**Task instructions**:
In the forum thread about becoming a licensed realtor, reproduce the passage that begins at the words "As an agent" and stops after "real estate investments.".

**Selected excerpt**:

Ask HN: Has anyone become a licensed realtor just to save 3% on commission? - react_burger38
======
pcvarmint
Where do you live?

Because in most jurisdictions, at least in North America, it is legal to list
your house "For Sale By Owner" without a real estate license. [0][1]

[0] [https://www.investopedia.com/terms/f/for-sale-by-
owner.asp](https://www.investopedia.com/terms/f/for-sale-by-owner.asp)

[1]
[https://en.wikipedia.org/wiki/For_sale_by_owner](https://en.wikipedia.org/wiki/For_sale_by_owner)

------
amerkhalid
I just got my real estate license in Texas. The total cost of education,
license, then signing up with broker and joining NAR, will be around $3,000
for the first year. Ongoing cost would be around $2,000 yearly.

As an agent you will likely split your commission with your broker, usually
50% for new agent but you can find some that offer take only 30% or even less.

For me, it was a little bit of impulse decision, we are planning to sell our
townhome and move to a house in next few years. But also we have been looking
into real estate investments.

We need to close one transaction a year to breakeven on cost of real estate
license. Probably not worth it but now that I have license and I will helping
friends and family and hopefully it will be worth it.

Also like others have said if you are selling your own home, you most likely
don't need a license.

------
jeffdecola
Just sell your house without a broker. No one is forcing you to use one. But
there are a few caveats, the big one is not being in the MLS system, so buyers
may never know about your house. Also, other brokers will not tell their
buyers about your house. But if you're not in a rush to sell your house, try
it out for a few weeks to see if you can get a buyer.

------
Silverwood
I started my own firm that gives buyers a commission rebate in NYC. I didn't
get the license in time for my own purchase.

[https://silverwoodbrokers.com/](https://silverwoodbrokers.com/)

------
whenchamenia
I have acted as my own agent, but you are not required to be a real estate
agent to buy your own home. Realator is a corrupt predatory orginazation,
proporting to represent real estate agents, but mostly just control listings.

------
freediver
Not yet, but when eventually selling my house in bay area might just do it.
How hard is it?

**Data records**:
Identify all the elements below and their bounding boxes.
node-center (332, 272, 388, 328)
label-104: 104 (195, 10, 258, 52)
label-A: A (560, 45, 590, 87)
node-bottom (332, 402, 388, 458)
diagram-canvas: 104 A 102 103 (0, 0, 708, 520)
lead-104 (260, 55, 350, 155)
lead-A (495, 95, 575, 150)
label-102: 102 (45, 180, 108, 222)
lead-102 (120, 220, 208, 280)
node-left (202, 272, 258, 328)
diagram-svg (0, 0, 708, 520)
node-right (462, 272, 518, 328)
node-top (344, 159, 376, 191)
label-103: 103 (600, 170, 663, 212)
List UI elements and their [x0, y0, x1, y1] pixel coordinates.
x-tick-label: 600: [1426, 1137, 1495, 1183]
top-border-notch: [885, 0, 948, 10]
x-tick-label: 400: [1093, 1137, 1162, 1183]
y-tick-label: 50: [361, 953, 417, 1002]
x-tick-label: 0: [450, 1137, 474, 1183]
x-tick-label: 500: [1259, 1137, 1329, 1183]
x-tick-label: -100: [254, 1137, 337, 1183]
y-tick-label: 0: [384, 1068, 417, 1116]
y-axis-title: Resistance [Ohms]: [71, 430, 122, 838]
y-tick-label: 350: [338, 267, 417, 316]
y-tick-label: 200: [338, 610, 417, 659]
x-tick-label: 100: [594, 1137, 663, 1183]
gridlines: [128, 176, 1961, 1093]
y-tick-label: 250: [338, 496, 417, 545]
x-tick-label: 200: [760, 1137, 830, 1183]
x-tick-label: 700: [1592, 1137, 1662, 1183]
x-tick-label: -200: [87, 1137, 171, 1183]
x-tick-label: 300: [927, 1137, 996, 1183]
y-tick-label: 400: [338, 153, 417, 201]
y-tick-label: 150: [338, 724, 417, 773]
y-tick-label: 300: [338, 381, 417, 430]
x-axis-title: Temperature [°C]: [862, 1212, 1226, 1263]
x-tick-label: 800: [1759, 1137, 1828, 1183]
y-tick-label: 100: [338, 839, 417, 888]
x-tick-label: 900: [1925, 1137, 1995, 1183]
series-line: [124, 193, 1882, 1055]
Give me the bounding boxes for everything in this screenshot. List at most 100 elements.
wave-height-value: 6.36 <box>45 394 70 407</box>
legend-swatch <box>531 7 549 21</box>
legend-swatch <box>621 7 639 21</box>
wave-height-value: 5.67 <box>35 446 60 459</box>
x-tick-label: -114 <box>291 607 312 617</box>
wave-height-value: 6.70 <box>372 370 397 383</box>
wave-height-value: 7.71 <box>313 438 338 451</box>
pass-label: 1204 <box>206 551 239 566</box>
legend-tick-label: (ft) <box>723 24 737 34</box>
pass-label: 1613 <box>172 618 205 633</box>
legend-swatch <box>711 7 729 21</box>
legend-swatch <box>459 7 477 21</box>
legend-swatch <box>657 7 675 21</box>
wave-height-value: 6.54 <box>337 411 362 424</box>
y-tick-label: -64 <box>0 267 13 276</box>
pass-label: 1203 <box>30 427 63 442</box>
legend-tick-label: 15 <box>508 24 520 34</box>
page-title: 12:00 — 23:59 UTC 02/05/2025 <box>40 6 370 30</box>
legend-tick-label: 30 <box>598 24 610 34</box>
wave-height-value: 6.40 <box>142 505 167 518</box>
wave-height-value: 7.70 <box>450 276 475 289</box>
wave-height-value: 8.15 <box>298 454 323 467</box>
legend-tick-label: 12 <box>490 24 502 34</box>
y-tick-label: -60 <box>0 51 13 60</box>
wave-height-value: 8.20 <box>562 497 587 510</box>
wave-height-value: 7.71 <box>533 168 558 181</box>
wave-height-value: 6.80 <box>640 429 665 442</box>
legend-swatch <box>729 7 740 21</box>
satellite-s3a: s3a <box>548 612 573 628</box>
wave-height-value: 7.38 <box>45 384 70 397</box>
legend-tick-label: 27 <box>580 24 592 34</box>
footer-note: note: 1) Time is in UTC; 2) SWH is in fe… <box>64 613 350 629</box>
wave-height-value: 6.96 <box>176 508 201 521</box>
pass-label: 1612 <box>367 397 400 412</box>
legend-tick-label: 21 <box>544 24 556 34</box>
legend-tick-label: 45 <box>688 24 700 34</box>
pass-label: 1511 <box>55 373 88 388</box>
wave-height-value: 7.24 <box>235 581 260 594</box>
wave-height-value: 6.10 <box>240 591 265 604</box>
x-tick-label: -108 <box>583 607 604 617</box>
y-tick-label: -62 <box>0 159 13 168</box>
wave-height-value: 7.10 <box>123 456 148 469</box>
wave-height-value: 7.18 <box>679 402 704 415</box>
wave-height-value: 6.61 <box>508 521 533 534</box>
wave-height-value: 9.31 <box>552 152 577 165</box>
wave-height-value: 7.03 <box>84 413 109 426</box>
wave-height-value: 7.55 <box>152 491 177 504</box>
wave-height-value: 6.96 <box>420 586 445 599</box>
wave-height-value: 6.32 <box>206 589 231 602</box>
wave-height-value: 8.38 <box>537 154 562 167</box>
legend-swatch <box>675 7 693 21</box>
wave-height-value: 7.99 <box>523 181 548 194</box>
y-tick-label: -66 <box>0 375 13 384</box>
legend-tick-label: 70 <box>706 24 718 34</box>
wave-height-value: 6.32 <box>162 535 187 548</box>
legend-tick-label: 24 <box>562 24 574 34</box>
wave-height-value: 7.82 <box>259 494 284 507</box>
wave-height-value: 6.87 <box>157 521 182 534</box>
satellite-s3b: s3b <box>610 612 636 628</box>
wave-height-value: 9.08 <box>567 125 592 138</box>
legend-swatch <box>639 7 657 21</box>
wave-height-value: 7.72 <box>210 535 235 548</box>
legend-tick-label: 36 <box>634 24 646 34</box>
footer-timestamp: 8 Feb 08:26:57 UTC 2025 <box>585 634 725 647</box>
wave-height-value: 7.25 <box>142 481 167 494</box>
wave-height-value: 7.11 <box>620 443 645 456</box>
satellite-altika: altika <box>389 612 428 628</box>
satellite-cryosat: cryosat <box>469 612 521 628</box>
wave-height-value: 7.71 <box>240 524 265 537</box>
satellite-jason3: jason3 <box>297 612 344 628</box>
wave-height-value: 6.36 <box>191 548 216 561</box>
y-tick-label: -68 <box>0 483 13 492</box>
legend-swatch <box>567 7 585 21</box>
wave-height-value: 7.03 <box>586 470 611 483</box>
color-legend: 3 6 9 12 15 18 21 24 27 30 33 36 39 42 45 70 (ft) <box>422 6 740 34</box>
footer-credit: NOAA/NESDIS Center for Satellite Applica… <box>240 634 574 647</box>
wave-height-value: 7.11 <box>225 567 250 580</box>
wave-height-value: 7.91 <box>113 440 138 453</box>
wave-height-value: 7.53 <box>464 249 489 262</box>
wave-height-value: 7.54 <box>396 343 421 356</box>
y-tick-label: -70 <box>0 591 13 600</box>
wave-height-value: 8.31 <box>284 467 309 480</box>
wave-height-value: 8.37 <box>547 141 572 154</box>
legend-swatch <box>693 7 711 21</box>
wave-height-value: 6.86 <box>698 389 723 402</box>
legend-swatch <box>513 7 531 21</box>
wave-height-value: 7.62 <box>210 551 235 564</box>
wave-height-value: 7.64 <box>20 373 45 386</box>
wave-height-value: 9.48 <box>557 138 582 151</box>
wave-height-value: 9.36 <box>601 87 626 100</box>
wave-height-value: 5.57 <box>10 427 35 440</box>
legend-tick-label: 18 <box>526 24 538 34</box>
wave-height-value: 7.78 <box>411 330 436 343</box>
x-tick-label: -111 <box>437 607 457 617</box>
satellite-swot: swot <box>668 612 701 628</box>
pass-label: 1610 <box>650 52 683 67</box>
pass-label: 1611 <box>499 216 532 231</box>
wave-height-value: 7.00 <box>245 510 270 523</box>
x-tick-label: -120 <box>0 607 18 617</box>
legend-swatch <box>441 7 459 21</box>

**Result of this task**:
As an agent you will likely split your commission with your broker, usually
50% for new agent but you can find some that offer take only 30% or even less.

For me, it was a little bit of impulse decision, we are planning to sell our
townhome and move to a house in next few years. But also we have been looking
into real estate investments.